What to work on = Repeat exactly the lines from the line containing "Read this page and output its text content." to the last line of the listing, including both.

— begin Information supplied —

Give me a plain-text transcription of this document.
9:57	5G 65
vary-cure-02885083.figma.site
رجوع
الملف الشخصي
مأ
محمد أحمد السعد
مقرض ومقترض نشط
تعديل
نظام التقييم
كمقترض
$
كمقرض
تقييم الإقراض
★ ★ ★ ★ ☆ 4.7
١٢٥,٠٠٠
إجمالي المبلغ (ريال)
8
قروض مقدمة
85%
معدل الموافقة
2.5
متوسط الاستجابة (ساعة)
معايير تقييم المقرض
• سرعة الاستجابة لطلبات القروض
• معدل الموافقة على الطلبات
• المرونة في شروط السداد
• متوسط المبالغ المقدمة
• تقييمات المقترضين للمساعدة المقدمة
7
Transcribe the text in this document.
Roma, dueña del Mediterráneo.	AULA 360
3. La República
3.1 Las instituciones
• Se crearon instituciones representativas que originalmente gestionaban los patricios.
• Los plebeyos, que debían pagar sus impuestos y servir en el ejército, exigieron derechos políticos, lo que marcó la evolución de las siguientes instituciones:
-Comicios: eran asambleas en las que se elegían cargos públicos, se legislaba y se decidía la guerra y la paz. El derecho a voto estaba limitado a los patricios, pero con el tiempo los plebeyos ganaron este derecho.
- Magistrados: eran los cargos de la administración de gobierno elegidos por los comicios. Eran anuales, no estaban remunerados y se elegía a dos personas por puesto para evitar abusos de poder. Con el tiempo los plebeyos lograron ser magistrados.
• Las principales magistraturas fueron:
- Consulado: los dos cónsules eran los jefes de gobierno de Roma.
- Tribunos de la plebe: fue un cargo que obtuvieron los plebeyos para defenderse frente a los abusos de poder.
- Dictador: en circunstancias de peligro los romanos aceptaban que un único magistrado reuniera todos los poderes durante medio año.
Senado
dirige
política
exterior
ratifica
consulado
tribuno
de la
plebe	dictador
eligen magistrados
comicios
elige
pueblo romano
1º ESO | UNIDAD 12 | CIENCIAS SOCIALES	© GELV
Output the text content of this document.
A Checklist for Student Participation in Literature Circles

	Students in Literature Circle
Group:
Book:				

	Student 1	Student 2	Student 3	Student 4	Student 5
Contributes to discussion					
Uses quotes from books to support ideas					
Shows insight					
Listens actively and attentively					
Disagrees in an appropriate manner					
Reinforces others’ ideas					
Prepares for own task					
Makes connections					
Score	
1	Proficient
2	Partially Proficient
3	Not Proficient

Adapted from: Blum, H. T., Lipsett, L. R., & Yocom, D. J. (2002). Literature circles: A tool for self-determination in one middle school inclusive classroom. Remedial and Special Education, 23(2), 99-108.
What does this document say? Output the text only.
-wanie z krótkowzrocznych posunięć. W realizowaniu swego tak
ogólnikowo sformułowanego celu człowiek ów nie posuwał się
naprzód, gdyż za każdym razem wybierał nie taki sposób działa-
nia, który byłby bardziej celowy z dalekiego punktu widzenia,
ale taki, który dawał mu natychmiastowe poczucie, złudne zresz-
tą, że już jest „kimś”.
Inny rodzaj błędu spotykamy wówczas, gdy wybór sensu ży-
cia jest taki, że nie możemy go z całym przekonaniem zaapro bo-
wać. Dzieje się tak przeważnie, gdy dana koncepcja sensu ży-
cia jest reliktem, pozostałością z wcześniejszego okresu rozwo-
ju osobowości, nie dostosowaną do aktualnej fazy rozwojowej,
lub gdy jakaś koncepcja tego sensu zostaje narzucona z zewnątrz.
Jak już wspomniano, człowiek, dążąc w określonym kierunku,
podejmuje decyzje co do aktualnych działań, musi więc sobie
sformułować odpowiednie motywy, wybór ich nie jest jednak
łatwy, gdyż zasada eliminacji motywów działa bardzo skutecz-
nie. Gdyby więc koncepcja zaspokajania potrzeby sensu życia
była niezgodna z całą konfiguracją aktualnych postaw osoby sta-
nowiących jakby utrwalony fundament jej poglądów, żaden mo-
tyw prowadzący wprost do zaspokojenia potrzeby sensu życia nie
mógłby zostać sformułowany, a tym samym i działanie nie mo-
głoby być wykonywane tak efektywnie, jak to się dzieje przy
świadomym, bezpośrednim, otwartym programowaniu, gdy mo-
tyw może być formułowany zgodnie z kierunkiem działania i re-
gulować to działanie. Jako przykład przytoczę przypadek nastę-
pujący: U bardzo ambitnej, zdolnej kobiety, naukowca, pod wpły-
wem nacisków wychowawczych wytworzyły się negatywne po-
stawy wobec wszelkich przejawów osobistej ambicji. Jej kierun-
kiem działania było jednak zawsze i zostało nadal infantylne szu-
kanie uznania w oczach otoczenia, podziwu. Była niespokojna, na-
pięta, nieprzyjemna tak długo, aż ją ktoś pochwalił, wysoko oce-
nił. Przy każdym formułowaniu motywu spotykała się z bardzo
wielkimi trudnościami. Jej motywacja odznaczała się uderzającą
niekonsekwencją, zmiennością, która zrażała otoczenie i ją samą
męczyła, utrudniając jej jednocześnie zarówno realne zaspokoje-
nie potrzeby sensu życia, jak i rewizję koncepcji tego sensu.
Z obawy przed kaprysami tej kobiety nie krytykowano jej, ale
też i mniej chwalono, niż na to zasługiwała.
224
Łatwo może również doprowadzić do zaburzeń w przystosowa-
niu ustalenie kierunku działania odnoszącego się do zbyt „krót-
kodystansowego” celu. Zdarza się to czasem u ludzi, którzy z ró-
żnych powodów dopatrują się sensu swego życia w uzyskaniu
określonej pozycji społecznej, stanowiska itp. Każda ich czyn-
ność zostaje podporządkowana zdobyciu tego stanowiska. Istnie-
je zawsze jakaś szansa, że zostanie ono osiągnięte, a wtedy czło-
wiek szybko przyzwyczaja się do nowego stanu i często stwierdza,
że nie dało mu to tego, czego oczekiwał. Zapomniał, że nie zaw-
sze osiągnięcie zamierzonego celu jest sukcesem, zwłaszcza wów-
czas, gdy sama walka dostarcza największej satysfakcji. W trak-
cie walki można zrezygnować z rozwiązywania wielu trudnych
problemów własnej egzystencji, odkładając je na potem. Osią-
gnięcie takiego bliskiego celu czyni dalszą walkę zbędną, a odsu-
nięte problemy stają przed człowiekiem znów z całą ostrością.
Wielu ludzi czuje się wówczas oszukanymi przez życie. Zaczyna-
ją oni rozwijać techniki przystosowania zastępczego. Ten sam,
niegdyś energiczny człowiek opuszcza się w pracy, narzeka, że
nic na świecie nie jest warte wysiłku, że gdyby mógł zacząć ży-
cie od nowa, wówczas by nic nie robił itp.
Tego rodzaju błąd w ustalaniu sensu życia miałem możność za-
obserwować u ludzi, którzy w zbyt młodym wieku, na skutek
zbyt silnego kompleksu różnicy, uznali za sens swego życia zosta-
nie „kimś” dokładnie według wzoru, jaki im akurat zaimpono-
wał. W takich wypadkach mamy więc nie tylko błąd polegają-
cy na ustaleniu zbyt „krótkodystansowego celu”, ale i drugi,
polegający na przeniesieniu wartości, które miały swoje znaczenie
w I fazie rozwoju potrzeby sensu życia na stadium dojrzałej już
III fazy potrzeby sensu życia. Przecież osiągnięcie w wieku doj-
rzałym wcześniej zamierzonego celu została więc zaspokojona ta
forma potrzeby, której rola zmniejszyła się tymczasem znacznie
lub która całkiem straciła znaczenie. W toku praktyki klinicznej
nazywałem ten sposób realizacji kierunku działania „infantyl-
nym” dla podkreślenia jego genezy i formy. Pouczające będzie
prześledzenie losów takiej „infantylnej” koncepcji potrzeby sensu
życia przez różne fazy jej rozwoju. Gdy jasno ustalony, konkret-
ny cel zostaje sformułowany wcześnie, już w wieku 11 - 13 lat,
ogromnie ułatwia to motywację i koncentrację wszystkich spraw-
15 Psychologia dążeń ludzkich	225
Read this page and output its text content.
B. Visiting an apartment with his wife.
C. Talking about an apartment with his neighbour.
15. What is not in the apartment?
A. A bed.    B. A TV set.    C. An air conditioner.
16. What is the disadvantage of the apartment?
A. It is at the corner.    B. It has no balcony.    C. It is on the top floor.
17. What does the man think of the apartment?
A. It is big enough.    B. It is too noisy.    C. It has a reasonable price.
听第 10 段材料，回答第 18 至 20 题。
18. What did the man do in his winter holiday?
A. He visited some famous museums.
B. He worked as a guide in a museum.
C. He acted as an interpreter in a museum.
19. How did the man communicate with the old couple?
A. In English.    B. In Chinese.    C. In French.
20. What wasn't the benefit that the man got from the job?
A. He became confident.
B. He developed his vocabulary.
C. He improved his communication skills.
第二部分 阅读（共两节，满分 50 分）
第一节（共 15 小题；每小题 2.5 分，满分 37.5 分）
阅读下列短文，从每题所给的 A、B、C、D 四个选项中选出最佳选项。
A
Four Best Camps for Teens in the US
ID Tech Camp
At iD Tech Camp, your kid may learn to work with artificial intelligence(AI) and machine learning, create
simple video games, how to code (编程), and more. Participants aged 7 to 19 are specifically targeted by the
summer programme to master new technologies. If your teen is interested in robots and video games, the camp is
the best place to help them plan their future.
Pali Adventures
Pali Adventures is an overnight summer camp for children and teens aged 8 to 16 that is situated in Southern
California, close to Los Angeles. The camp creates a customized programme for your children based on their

— end Information supplied —

Final result =
Read this page and output its text content.
B. Visiting an apartment with his wife.
C. Talking about an apartment with his neighbour.
15. What is not in the apartment?
A. A bed.    B. A TV set.    C. An air conditioner.
16. What is the disadvantage of the apartment?
A. It is at the corner.    B. It has no balcony.    C. It is on the top floor.
17. What does the man think of the apartment?
A. It is big enough.    B. It is too noisy.    C. It has a reasonable price.
听第 10 段材料，回答第 18 至 20 题。
18. What did the man do in his winter holiday?
A. He visited some famous museums.
B. He worked as a guide in a museum.
C. He acted as an interpreter in a museum.
19. How did the man communicate with the old couple?
A. In English.    B. In Chinese.    C. In French.
20. What wasn't the benefit that the man got from the job?
A. He became confident.
B. He developed his vocabulary.
C. He improved his communication skills.
第二部分 阅读（共两节，满分 50 分）
第一节（共 15 小题；每小题 2.5 分，满分 37.5 分）
阅读下列短文，从每题所给的 A、B、C、D 四个选项中选出最佳选项。
A
Four Best Camps for Teens in the US
ID Tech Camp
At iD Tech Camp, your kid may learn to work with artificial intelligence(AI) and machine learning, create
simple video games, how to code (编程), and more. Participants aged 7 to 19 are specifically targeted by the
summer programme to master new technologies. If your teen is interested in robots and video games, the camp is
the best place to help them plan their future.
Pali Adventures
Pali Adventures is an overnight summer camp for children and teens aged 8 to 16 that is situated in Southern
California, close to Los Angeles. The camp creates a customized programme for your children based on their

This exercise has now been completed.